SOURCE RECORDS:
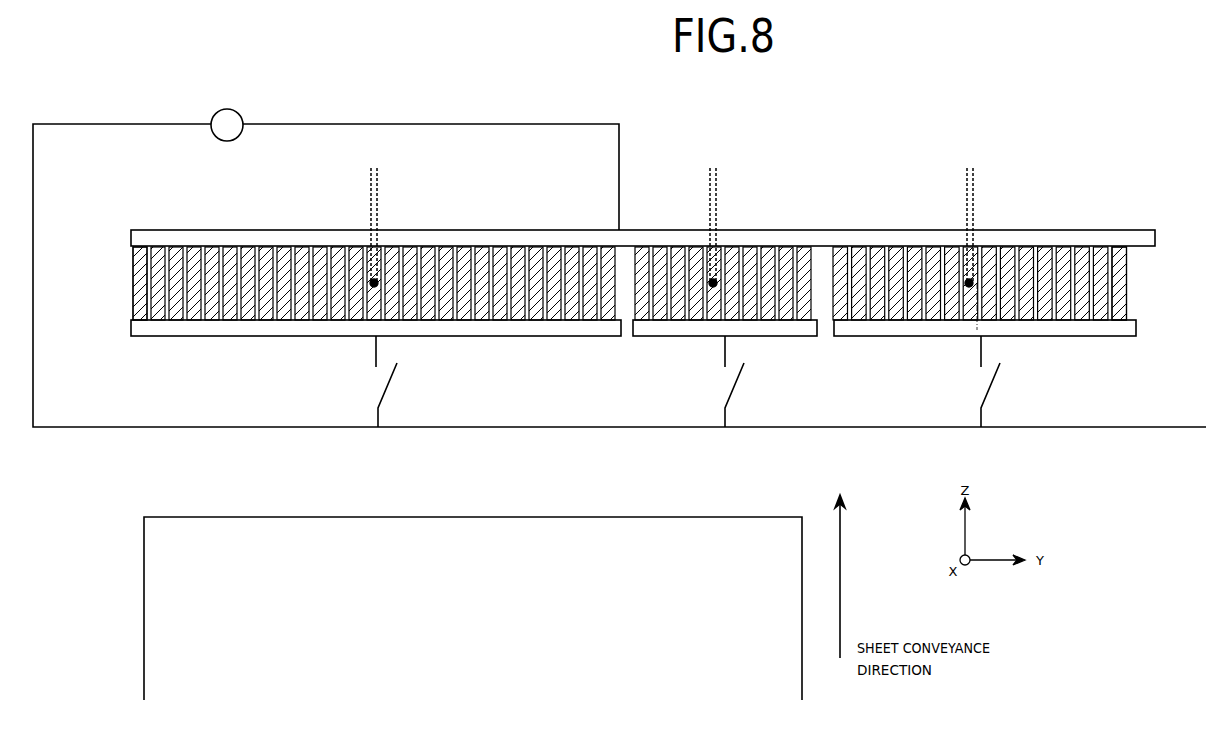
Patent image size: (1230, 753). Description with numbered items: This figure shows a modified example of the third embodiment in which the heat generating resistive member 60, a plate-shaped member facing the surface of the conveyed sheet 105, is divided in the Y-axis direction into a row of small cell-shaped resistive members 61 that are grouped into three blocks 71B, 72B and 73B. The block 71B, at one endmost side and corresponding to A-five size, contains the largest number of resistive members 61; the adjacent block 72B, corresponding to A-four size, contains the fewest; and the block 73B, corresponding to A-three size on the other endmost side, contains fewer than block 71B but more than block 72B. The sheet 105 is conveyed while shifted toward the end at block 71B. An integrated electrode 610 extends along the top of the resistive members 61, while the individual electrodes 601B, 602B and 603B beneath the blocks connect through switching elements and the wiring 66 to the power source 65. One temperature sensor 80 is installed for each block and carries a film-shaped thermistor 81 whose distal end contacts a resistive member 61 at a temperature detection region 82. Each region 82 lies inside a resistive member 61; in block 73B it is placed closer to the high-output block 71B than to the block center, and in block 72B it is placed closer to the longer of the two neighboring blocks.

The heat generating resistive member 60 is at (132, 273).
The resistive member 61 is at (152, 248).
The power source 65 is at (236, 112).
The wiring 66 is at (82, 124).
The block 71B is at (280, 226).
The block 72B is at (773, 226).
The block 73B is at (1041, 226).
The temperature sensor 80 is at (373, 166).
The thermistor 81 is at (380, 188).
The temperature detection region 82 is at (378, 280).
The sheet 105 is at (152, 575).
The first roller unit 601B is at (268, 327).
The second roller unit 602B is at (679, 333).
The third roller unit 603B is at (880, 333).
The integrated electrode 610 is at (565, 238).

STATED EXERCISE: Convert the records above into a two-column CSV with the headers "record_text" and "answer". Give one row per record, put each field in quotes, replace line breaks with spaces, and leave out the pictures.

REPLY TO THE TASK:
record_text,answer
"Patent image size: (1230, 753). Description with numbered items: This figure shows a modified example of the third embodiment in which the heat generating resistive member 60, a plate-shaped member facing the surface of the conveyed sheet 105, is divided in the Y-axis direction into a row of small cell-shaped resistive members 61 that are grouped into three blocks 71B, 72B and 73B. The block 71B, at one endmost side and corresponding to A-five size, contains the largest number of resistive members 61; the adjacent block 72B, corresponding to A-four size, contains the fewest; and the block 73B, corresponding to A-three size on the other endmost side, contains fewer than block 71B but more than block 72B. The sheet 105 is conveyed while shifted toward the end at block 71B. An integrated electrode 610 extends along the top of the resistive members 61, while the individual electrodes 601B, 602B and 603B beneath the blocks connect through switching elements and the wiring 66 to the power source 65. One temperature sensor 80 is installed for each block and carries a film-shaped thermistor 81 whose distal end contacts a resistive member 61 at a temperature detection region 82. Each region 82 lies inside a resistive member 61; in block 73B it is placed closer to the high-output block 71B than to the block center, and in block 72B it is placed closer to the longer of the two neighboring blocks.","The heat generating resistive member 60 is at (132, 273). The resistive member 61 is at (152, 248). The power source 65 is at (236, 112). The wiring 66 is at (82, 124). The block 71B is at (280, 226). The block 72B is at (773, 226). The block 73B is at (1041, 226). The temperature sensor 80 is at (373, 166). The thermistor 81 is at (380, 188). The temperature detection region 82 is at (378, 280). The sheet 105 is at (152, 575). The first roller unit 601B is at (268, 327). The second roller unit 602B is at (679, 333). The third roller unit 603B is at (880, 333). The integrated electrode 610 is at (565, 238)."